** Begin **

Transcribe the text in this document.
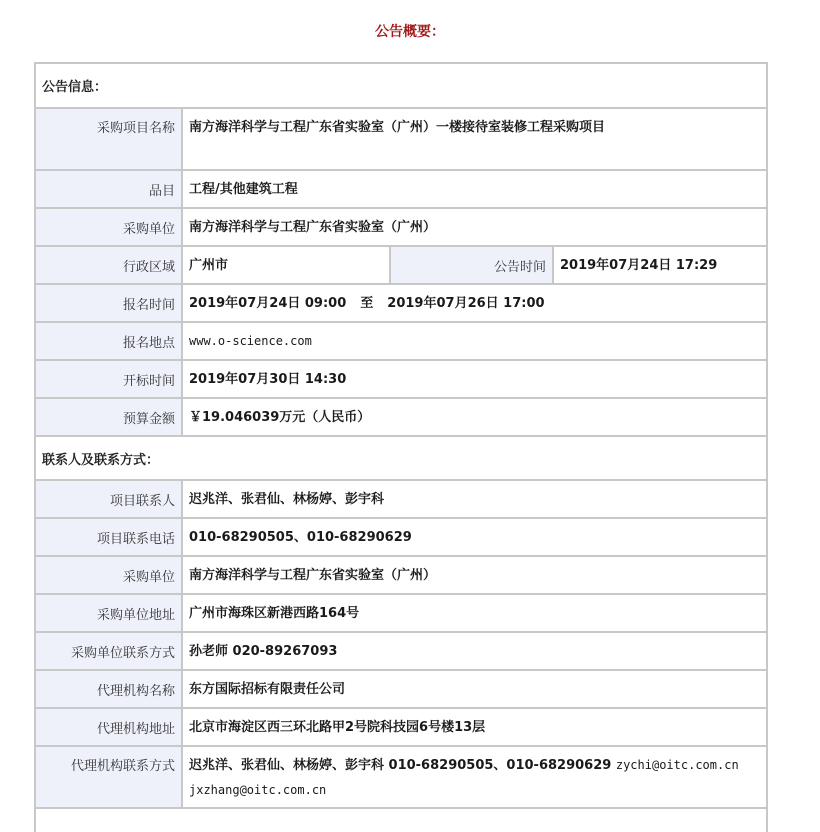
公告概要：
公告信息：			
采购项目名称	南方海洋科学与工程广东省实验室（广州）一楼接待室装修工程采购项目		
品目	工程/其他建筑工程		
采购单位	南方海洋科学与工程广东省实验室（广州）		
行政区域	广州市	公告时间	2019年07月24日 17:29
报名时间	2019年07月24日 09:00 至 2019年07月26日 17:00		
报名地点	www.o-science.com		
开标时间	2019年07月30日 14:30		
预算金额	￥19.046039万元（人民币）		
联系人及联系方式：			
项目联系人	迟兆洋、张君仙、林杨婷、彭宇科		
项目联系电话	010-68290505、010-68290629		
采购单位	南方海洋科学与工程广东省实验室（广州）		
采购单位地址	广州市海珠区新港西路164号		
采购单位联系方式	孙老师 020-89267093		
代理机构名称	东方国际招标有限责任公司		
代理机构地址	北京市海淀区西三环北路甲2号院科技园6号楼13层		
代理机构联系方式	迟兆洋、张君仙、林杨婷、彭宇科 010-68290505、010-68290629 zychi@oitc.com.cn jxzhang@oitc.com.cn		
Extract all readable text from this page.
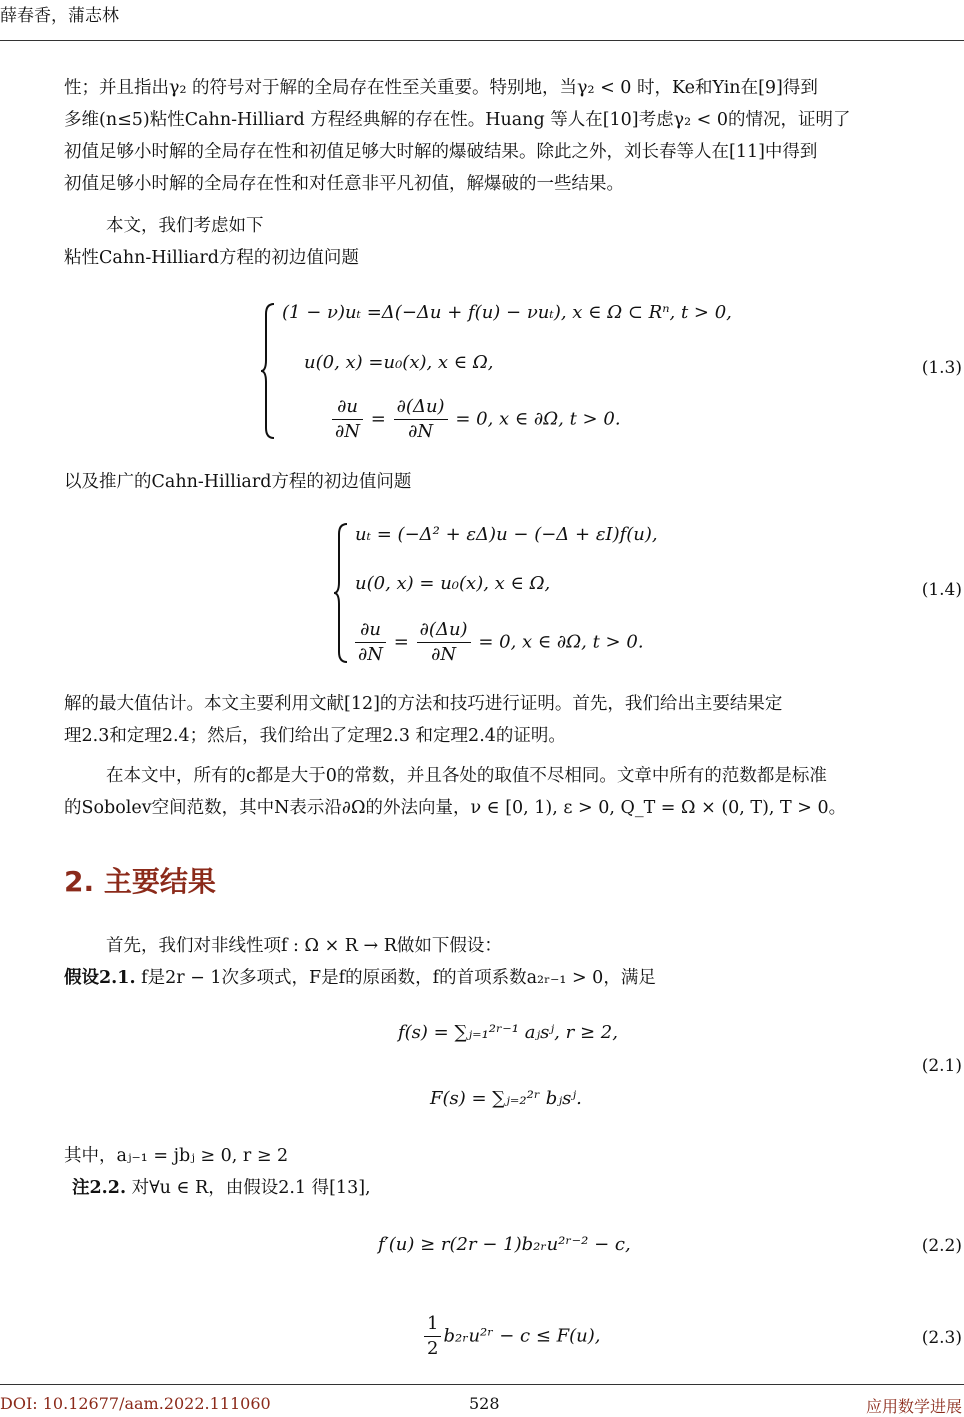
薛春香，蒲志林

性；并且指出γ₂ 的符号对于解的全局存在性至关重要。特别地，当γ₂ < 0 时，Ke和Yin在[9]得到

多维(n≤5)粘性Cahn-Hilliard 方程经典解的存在性。Huang 等人在[10]考虑γ₂ < 0的情况，证明了

初值足够小时解的全局存在性和初值足够大时解的爆破结果。除此之外，刘长春等人在[11]中得到

初值足够小时解的全局存在性和对任意非平凡初值，解爆破的一些结果。

本文，我们考虑如下

粘性Cahn-Hilliard方程的初边值问题

(1 − ν)uₜ =Δ(−Δu + f(u) − νuₜ), x ∈ Ω ⊂ Rⁿ, t > 0,
u(0, x) =u₀(x), x ∈ Ω,
$\frac{\partial u}{\partial N} = \frac{\partial(\Delta u)}{\partial N} = 0$, x ∈ ∂Ω, t > 0.
(1.3)
以及推广的Cahn-Hilliard方程的初边值问题
uₜ = (−Δ² + εΔ)u − (−Δ + εI)f(u),
u(0, x) = u₀(x), x ∈ Ω,
$\frac{\partial u}{\partial N} = \frac{\partial(\Delta u)}{\partial N} = 0$, x ∈ ∂Ω, t > 0.
(1.4)

解的最大值估计。本文主要利用文献[12]的方法和技巧进行证明。首先，我们给出主要结果定

理2.3和定理2.4；然后，我们给出了定理2.3 和定理2.4的证明。

在本文中，所有的c都是大于0的常数，并且各处的取值不尽相同。文章中所有的范数都是标准

的Sobolev空间范数，其中N表示沿∂Ω的外法向量，ν ∈ [0, 1), ε > 0, Q_T = Ω × (0, T), T > 0。

2. 主要结果

首先，我们对非线性项f : Ω × R → R做如下假设：

假设2.1. f是2r − 1次多项式，F是f的原函数，f的首项系数a₂ᵣ₋₁ > 0，满足

f(s) = ∑ⱼ₌₁²ʳ⁻¹ aⱼsʲ, r ≥ 2,
F(s) = ∑ⱼ₌₂²ʳ bⱼsʲ.
(2.1)
其中，aⱼ₋₁ = jbⱼ ≥ 0, r ≥ 2
注2.2. 对∀u ∈ R，由假设2.1 得[13],
f′(u) ≥ r(2r − 1)b₂ᵣu²ʳ⁻² − c,	(2.2)
$\frac{1}{2}$ b₂ᵣu²ʳ − c ≤ F(u),	(2.3)
DOI: 10.12677/aam.2022.111060	528	应用数学进展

** End **

## Direction:
Extract every line above containing the word "粘性Cahn".

## Exercise answer:
多维(n≤5)粘性Cahn-Hilliard 方程经典解的存在性。Huang 等人在[10]考虑γ₂ < 0的情况，证明了
粘性Cahn-Hilliard方程的初边值问题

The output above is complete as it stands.